A decisão de Toffoli não é política, é ilegal mesmo

A decisão de Toffoli não é política, é ilegal mesmo

Caso Flávio Bolsonaro: decisão do presidente do STF ignora a ressalva de que suspensão não atinge investigações em curso

Por MIGUEL GUALANO DE GODOY, CONRADO HÜBNER MENDES e ESTEFÂNIA QUEIROZ BARBOZA

 

Em decisão monocrática, o presidente do STF, ministro Dias Toffoli, atendeu pedido da defesa do senador Flávio Bolsonaro e determinou a suspensão de todos os processos criminais e investigações em curso que se fundamentem em documentos e dados compartilhados pelos órgãos de fiscalização e controle (Fisco, COAF e BACEN) com o Ministério Público ou as polícias.

A decisão foi tomada no RE 1.055.941, que tem repercussão geral reconhecida (Tema 990 da Repercussão Geral), após pedido em petição da defesa do senador Flávio Bolsonaro. Como o senador é investigado por corrupção pelo Ministério Público do Rio de Janeiro com base em dados do COAF, ele alegou que tal investigação era abusiva por se valer de dados obtidos sem autorização judicial.

A questão não é idêntica, mas é semelhante àquela debatida no referido Recurso Extraordinário, no qual se avalia a legalidade de investigação feita com base em dados fornecidos pela Receita Federal.

Assim, a decisão do ministro Toffoli beneficiou não apenas o senador Flávio Bolsonaro, que teve a investigação contra si suspensa, mas também outros tantos réus e investigados com base em dados compartilhados pela Receita Federal, COAF e BACEN.

O ministro Toffoli fundamentou sua decisão de suspensão com base no art. 1.035, §5º do CPC, que autoriza o relator a suspender os processos em curso nas instâncias inferiores diante do reconhecimento de repercussão geral em recurso extraordinário.

No entanto, com base no poder geral de cautela, o ministro Toffoli estendeu a suspensão também às investigações policiais ou do Ministério Público em andamento. Mais do que isso, diante da suspensão dos processos e investigações, Toffoli também determinou a suspensão da contagem do prazo prescricional dos supostos crimes processados ou investigados.

Convém questionar: qual é o alcance da suspensão dos processos nas instâncias inferiores prevista no art. 1.035, §5º, no CPC? Aplica-se aos processos criminais em curso? Aplica-se também às investigações? Como fica a contagem do prazo prescricional dos supostos crimes apurados em processos e investigações?

No dia 7 de junho de 2017, o Plenário do STF decidiu sobre o alcance da suspensão dos processos em curso nas instâncias inferiores diante do reconhecimento de repercussão geral em recurso extraordinário. A questão foi debatida na Questão de Ordem no RE 966.177, de relatoria do ministro Luiz Fux, sob a sistemática da repercussão geral (Tema 924).

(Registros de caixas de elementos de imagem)
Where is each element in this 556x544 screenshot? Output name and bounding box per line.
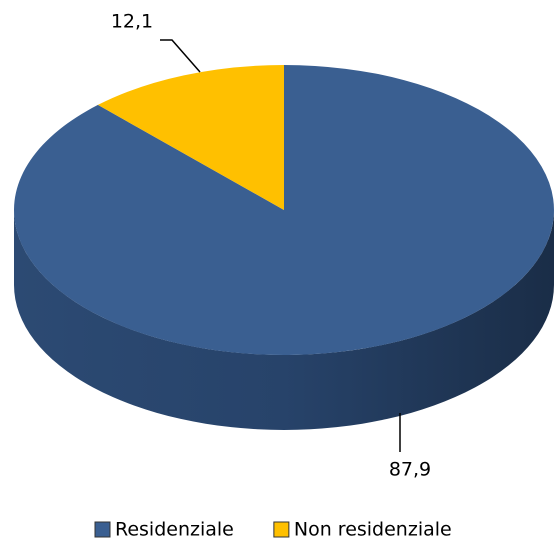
slice-side bbox=[14, 210, 554, 430]
data-label: 12,1 bbox=[111, 11, 153, 33]
legend-label: Non residenziale bbox=[294, 519, 452, 541]
legend: Residenziale Non residenziale bbox=[94, 519, 452, 541]
legend-label: Residenziale bbox=[115, 519, 234, 541]
leader-line bbox=[160, 39, 201, 73]
data-labels: 87,9 12,1 bbox=[111, 11, 431, 481]
legend-swatch bbox=[273, 521, 290, 538]
slice bbox=[97, 65, 284, 210]
legend-swatch bbox=[94, 521, 111, 538]
pie bbox=[13, 65, 554, 430]
slice bbox=[13, 65, 554, 356]
data-label: 87,9 bbox=[389, 459, 431, 481]
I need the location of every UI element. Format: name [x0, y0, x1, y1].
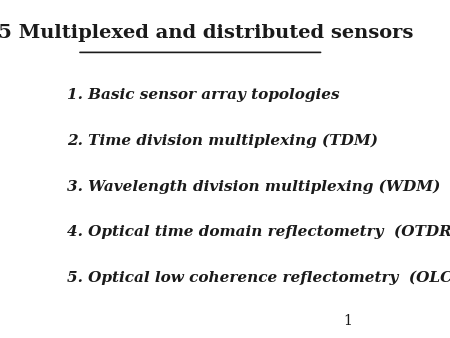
Text: 4. Optical time domain reflectometry  (OTDR): 4. Optical time domain reflectometry (OT… [68, 225, 450, 239]
Text: 2. Time division multiplexing (TDM): 2. Time division multiplexing (TDM) [68, 134, 378, 148]
Text: 3. Wavelength division multiplexing (WDM): 3. Wavelength division multiplexing (WDM… [68, 179, 441, 194]
Text: 1. Basic sensor array topologies: 1. Basic sensor array topologies [68, 88, 340, 102]
Text: 1: 1 [344, 314, 352, 328]
Text: 5. Optical low coherence reflectometry  (OLCR): 5. Optical low coherence reflectometry (… [68, 270, 450, 285]
Text: §5 Multiplexed and distributed sensors: §5 Multiplexed and distributed sensors [0, 24, 413, 42]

**Tarefas a realizar:**
a: Responda, com base no texto sobre a decisão de Toffoli:
(i) Em qual recurso extraordinário a decisão foi tomada?
(ii) Qual dispositivo do CPC o ministro usou para fundamentar a suspensão?
(iii) Em que data o Plenário do STF decidiu sobre o alcance da suspensão dos processos nas instâncias inferiores?
b: Prossiga o texto sobre a decisão de Toffoli a partir de sua última frase.

**Respostas em ordem:**
a:
(i) No RE 1.055.941 (Tema 990 da Repercussão Geral).
(ii) O art. 1.035, §5º do CPC.
(iii) Em 7 de junho de 2017.

b:
O STF decidiu que a previsão do art. 1.035, §5º do CPC consiste em faculdade, não obrigatoriedade, do ministro relator para suspender os processos em curso.

Nessa ocasião o STF também decidiu pela plena aplicabilidade da suspensão aos processos criminais. Ou seja, reconhecida a repercussão geral de um recurso extraordinário sobre matéria criminal, pode o ministro relator suspender os processos criminais em curso que tratem daquele tema.

O STF também decidiu que uma vez suspensos os processos criminais, também fica suspensa a contagem do prazo prescricional.

No entanto, nesse mesmo julgamento, o STF foi expresso e categórico ao dispor que a decisão de suspensão não se aplica a investigações em curso.

Essa ressalva constou, inclusive, na ementa do acórdão e no informativo oficial do STF1, que dispuseram de forma destacada que “em nenhuma hipótese, o sobrestamento de processos penais determinado com fundamento no art. 1.035, § 5º, do CPC abrangerá inquéritos policiais ou procedimentos investigatórios conduzidos pelo Ministério Público”.

A recente decisão do ministro Toffoli menciona esse julgado e, inclusive, invoca-o como fundamento para a suspensão dos processos e investigações em curso que se fundamentem em dados compartilhados pelos órgãos de fiscalização e controle (Fisco, COAF e BACEN). No entanto, sua decisão ignora a ressalva de que a suspensão não atinge investigações em curso.

A decisão se fundamenta “forte no poder geral de cautela“. Mas não explica por que tamanho poder geral de cautela se aplica e por que afastaria o que já decidiu o STF: a suspensão não pode atingir investigações em andamento. Nem faz algum juízo sobre o impacto que essa decisão de suspensão terá sobre outras investigações em curso no País.

Ao final, a decisão do ministro Toffoli ressalta que a suspensão dos processos e investigações também implica a suspensão da contagem do prazo prescricional, tal qual já fora decidido pelo Plenário do STF no RE 966.177 (Tema 924).

No entanto, a suspensão da prescrição também não é entendimento pacífico e encontra críticas contundentes ao fato de o STF ter criado, por meio de decisão judicial, mais uma hipótese de suspensão da prescrição sem previsão legal. E convém lembrar que prescrição é elemento de direito material, e não de direito processual. Exige lei específica e em sentido estrito. Daí a controvérsia sobre a decisão do STF de que a suspensão de processos criminais em razão de repercussão geral também implica suspensão da prescrição.

De todo modo, ainda que se deixasse de lado esse debate fundamental, a decisão de Toffoli encontra óbice em decisão anterior do Plenário que não o autorizaria a suspender investigações em curso.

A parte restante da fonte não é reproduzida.